* **What you have to do**:
Repeat the records verbatim and leave the pictures out of your copy.

* **Dataset rows**:
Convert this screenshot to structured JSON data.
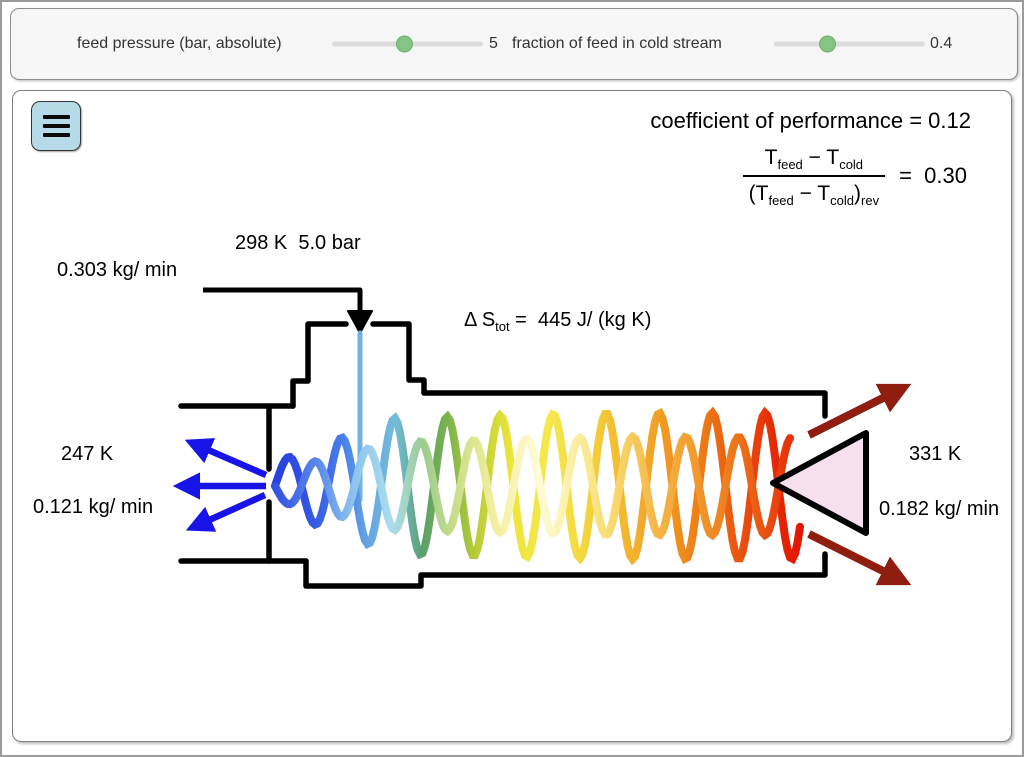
{
  "controls": {
    "feed_pressure": {
      "label": "feed pressure (bar, absolute)",
      "value": "5"
    },
    "cold_fraction": {
      "label": "fraction of feed in cold stream",
      "value": "0.4"
    }
  },
  "results": {
    "cop": "coefficient of performance = 0.12",
    "formula": {
      "T": "T",
      "T_open": "(T",
      "feed": "feed",
      "cold": "cold",
      "minus": " − ",
      "rparen": ")",
      "rev": "rev",
      "eq": "=",
      "value": "0.30"
    }
  },
  "diagram": {
    "feed_state": "298 K  5.0 bar",
    "feed_flow": "0.303 kg/ min",
    "entropy": {
      "lhs": "Δ S",
      "sub": "tot",
      "rhs": " =  445 J/ (kg K)"
    },
    "cold_temp": "247 K",
    "cold_flow": "0.121 kg/ min",
    "hot_temp": "331 K",
    "hot_flow": "0.182 kg/ min"
  },
  "icons": {
    "menu": "hamburger-icon",
    "feed_arrow": "down-arrow-icon",
    "cold_arrows": "left-arrows-icon",
    "hot_arrows": "right-arrows-icon"
  },
  "colors": {
    "slider_thumb": "#84c584",
    "menu_button_bg": "#b6dae8",
    "cold_arrow": "#1813e6",
    "hot_arrow": "#8f1d10",
    "cone_fill": "#f7e0ee",
    "feed_stream": "#6fb3e2",
    "wave_cold": "#2940dd",
    "wave_hot": "#e41204"
  }
}
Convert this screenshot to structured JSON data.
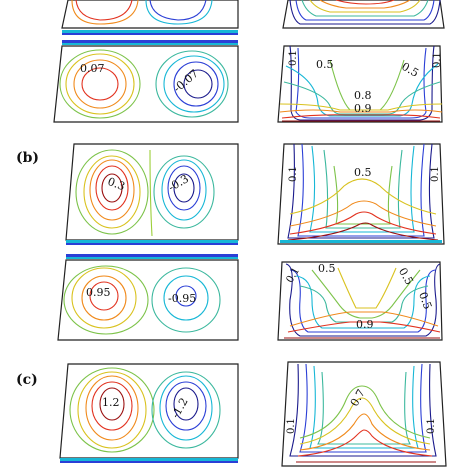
{
  "panel_labels": {
    "b": "(b)",
    "c": "(c)"
  },
  "palette": {
    "dark_blue": "#1a1a8c",
    "blue": "#2b3fd6",
    "cyan": "#17b7d6",
    "teal": "#3cb89e",
    "green": "#7dc34a",
    "yellow": "#d9c21f",
    "orange": "#f08a1c",
    "red": "#e2321f",
    "dark_red": "#9b1010",
    "frame": "#222222"
  },
  "contour_labels": {
    "a_bottom_left_pos": "0.07",
    "a_bottom_left_neg": "-0.07",
    "a_bottom_right_outer_left": "0.1",
    "a_bottom_right_outer_right": "0.1",
    "a_bottom_right_mid_left": "0.5",
    "a_bottom_right_mid_right": "0.5",
    "a_bottom_right_high": "0.8",
    "a_bottom_right_top": "0.9",
    "b_top_left_pos": "0.3",
    "b_top_left_neg": "-0.3",
    "b_top_right_outer_left": "0.1",
    "b_top_right_outer_right": "0.1",
    "b_top_right_mid": "0.5",
    "b_bottom_left_pos": "0.95",
    "b_bottom_left_neg": "-0.95",
    "b_bottom_right_outer_left": "0.1",
    "b_bottom_right_mid_left": "0.5",
    "b_bottom_right_mid_right": "0.5",
    "b_bottom_right_mid_right2": "0.5",
    "b_bottom_right_high": "0.9",
    "c_top_left_pos": "1.2",
    "c_top_left_neg": "-1.2",
    "c_top_right_outer_left": "0.1",
    "c_top_right_outer_right": "0.1",
    "c_top_right_high": "0.7"
  }
}
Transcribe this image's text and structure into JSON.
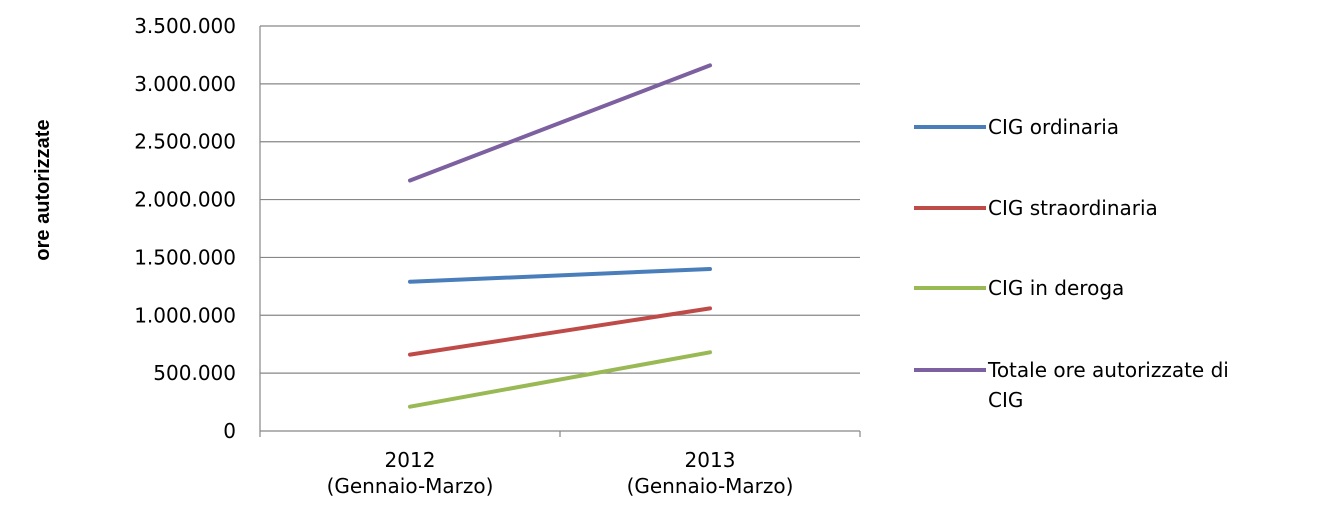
{
  "chart_data": {
    "type": "line",
    "ylabel": "ore autorizzate",
    "xlabel": "",
    "title": "",
    "categories": [
      "2012 (Gennaio-Marzo)",
      "2013 (Gennaio-Marzo)"
    ],
    "category_lines": [
      [
        "2012",
        "(Gennaio-Marzo)"
      ],
      [
        "2013",
        "(Gennaio-Marzo)"
      ]
    ],
    "ylim": [
      0,
      3500000
    ],
    "y_ticks": [
      0,
      500000,
      1000000,
      1500000,
      2000000,
      2500000,
      3000000,
      3500000
    ],
    "y_tick_labels": [
      "0",
      "500.000",
      "1.000.000",
      "1.500.000",
      "2.000.000",
      "2.500.000",
      "3.000.000",
      "3.500.000"
    ],
    "grid": true,
    "legend_position": "right",
    "series": [
      {
        "name": "CIG ordinaria",
        "name_lines": [
          "CIG ordinaria"
        ],
        "color": "#4a7ebb",
        "values": [
          1290000,
          1400000
        ]
      },
      {
        "name": "CIG straordinaria",
        "name_lines": [
          "CIG straordinaria"
        ],
        "color": "#be4b48",
        "values": [
          660000,
          1060000
        ]
      },
      {
        "name": "CIG in deroga",
        "name_lines": [
          "CIG in deroga"
        ],
        "color": "#98b954",
        "values": [
          210000,
          680000
        ]
      },
      {
        "name": "Totale ore autorizzate di CIG",
        "name_lines": [
          "Totale ore autorizzate di",
          "CIG"
        ],
        "color": "#7d60a0",
        "values": [
          2165000,
          3160000
        ]
      }
    ]
  }
}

* **Result for this task**:
Convert this screenshot to structured JSON data.
{
  "controls": {
    "feed_pressure": {
      "label": "feed pressure (bar, absolute)",
      "value": "5"
    },
    "cold_fraction": {
      "label": "fraction of feed in cold stream",
      "value": "0.4"
    }
  },
  "results": {
    "cop": "coefficient of performance = 0.12",
    "formula": {
      "T": "T",
      "T_open": "(T",
      "feed": "feed",
      "cold": "cold",
      "minus": " − ",
      "rparen": ")",
      "rev": "rev",
      "eq": "=",
      "value": "0.30"
    }
  },
  "diagram": {
    "feed_state": "298 K  5.0 bar",
    "feed_flow": "0.303 kg/ min",
    "entropy": {
      "lhs": "Δ S",
      "sub": "tot",
      "rhs": " =  445 J/ (kg K)"
    },
    "cold_temp": "247 K",
    "cold_flow": "0.121 kg/ min",
    "hot_temp": "331 K",
    "hot_flow": "0.182 kg/ min"
  },
  "icons": {
    "menu": "hamburger-icon",
    "feed_arrow": "down-arrow-icon",
    "cold_arrows": "left-arrows-icon",
    "hot_arrows": "right-arrows-icon"
  },
  "colors": {
    "slider_thumb": "#84c584",
    "menu_button_bg": "#b6dae8",
    "cold_arrow": "#1813e6",
    "hot_arrow": "#8f1d10",
    "cone_fill": "#f7e0ee",
    "feed_stream": "#6fb3e2",
    "wave_cold": "#2940dd",
    "wave_hot": "#e41204"
  }
}
Convert this screenshot to structured JSON data.
{
  "panel_labels": {
    "b": "(b)",
    "c": "(c)"
  },
  "palette": {
    "dark_blue": "#1a1a8c",
    "blue": "#2b3fd6",
    "cyan": "#17b7d6",
    "teal": "#3cb89e",
    "green": "#7dc34a",
    "yellow": "#d9c21f",
    "orange": "#f08a1c",
    "red": "#e2321f",
    "dark_red": "#9b1010",
    "frame": "#222222"
  },
  "contour_labels": {
    "a_bottom_left_pos": "0.07",
    "a_bottom_left_neg": "-0.07",
    "a_bottom_right_outer_left": "0.1",
    "a_bottom_right_outer_right": "0.1",
    "a_bottom_right_mid_left": "0.5",
    "a_bottom_right_mid_right": "0.5",
    "a_bottom_right_high": "0.8",
    "a_bottom_right_top": "0.9",
    "b_top_left_pos": "0.3",
    "b_top_left_neg": "-0.3",
    "b_top_right_outer_left": "0.1",
    "b_top_right_outer_right": "0.1",
    "b_top_right_mid": "0.5",
    "b_bottom_left_pos": "0.95",
    "b_bottom_left_neg": "-0.95",
    "b_bottom_right_outer_left": "0.1",
    "b_bottom_right_mid_left": "0.5",
    "b_bottom_right_mid_right": "0.5",
    "b_bottom_right_mid_right2": "0.5",
    "b_bottom_right_high": "0.9",
    "c_top_left_pos": "1.2",
    "c_top_left_neg": "-1.2",
    "c_top_right_outer_left": "0.1",
    "c_top_right_outer_right": "0.1",
    "c_top_right_high": "0.7"
  }
}
Transcribe this image's text and structure into JSON.
{
  "chart_data": {
    "type": "line",
    "ylabel": "ore autorizzate",
    "xlabel": "",
    "title": "",
    "categories": [
      "2012 (Gennaio-Marzo)",
      "2013 (Gennaio-Marzo)"
    ],
    "category_lines": [
      [
        "2012",
        "(Gennaio-Marzo)"
      ],
      [
        "2013",
        "(Gennaio-Marzo)"
      ]
    ],
    "ylim": [
      0,
      3500000
    ],
    "y_ticks": [
      0,
      500000,
      1000000,
      1500000,
      2000000,
      2500000,
      3000000,
      3500000
    ],
    "y_tick_labels": [
      "0",
      "500.000",
      "1.000.000",
      "1.500.000",
      "2.000.000",
      "2.500.000",
      "3.000.000",
      "3.500.000"
    ],
    "grid": true,
    "legend_position": "right",
    "series": [
      {
        "name": "CIG ordinaria",
        "name_lines": [
          "CIG ordinaria"
        ],
        "color": "#4a7ebb",
        "values": [
          1290000,
          1400000
        ]
      },
      {
        "name": "CIG straordinaria",
        "name_lines": [
          "CIG straordinaria"
        ],
        "color": "#be4b48",
        "values": [
          660000,
          1060000
        ]
      },
      {
        "name": "CIG in deroga",
        "name_lines": [
          "CIG in deroga"
        ],
        "color": "#98b954",
        "values": [
          210000,
          680000
        ]
      },
      {
        "name": "Totale ore autorizzate di CIG",
        "name_lines": [
          "Totale ore autorizzate di",
          "CIG"
        ],
        "color": "#7d60a0",
        "values": [
          2165000,
          3160000
        ]
      }
    ]
  }
}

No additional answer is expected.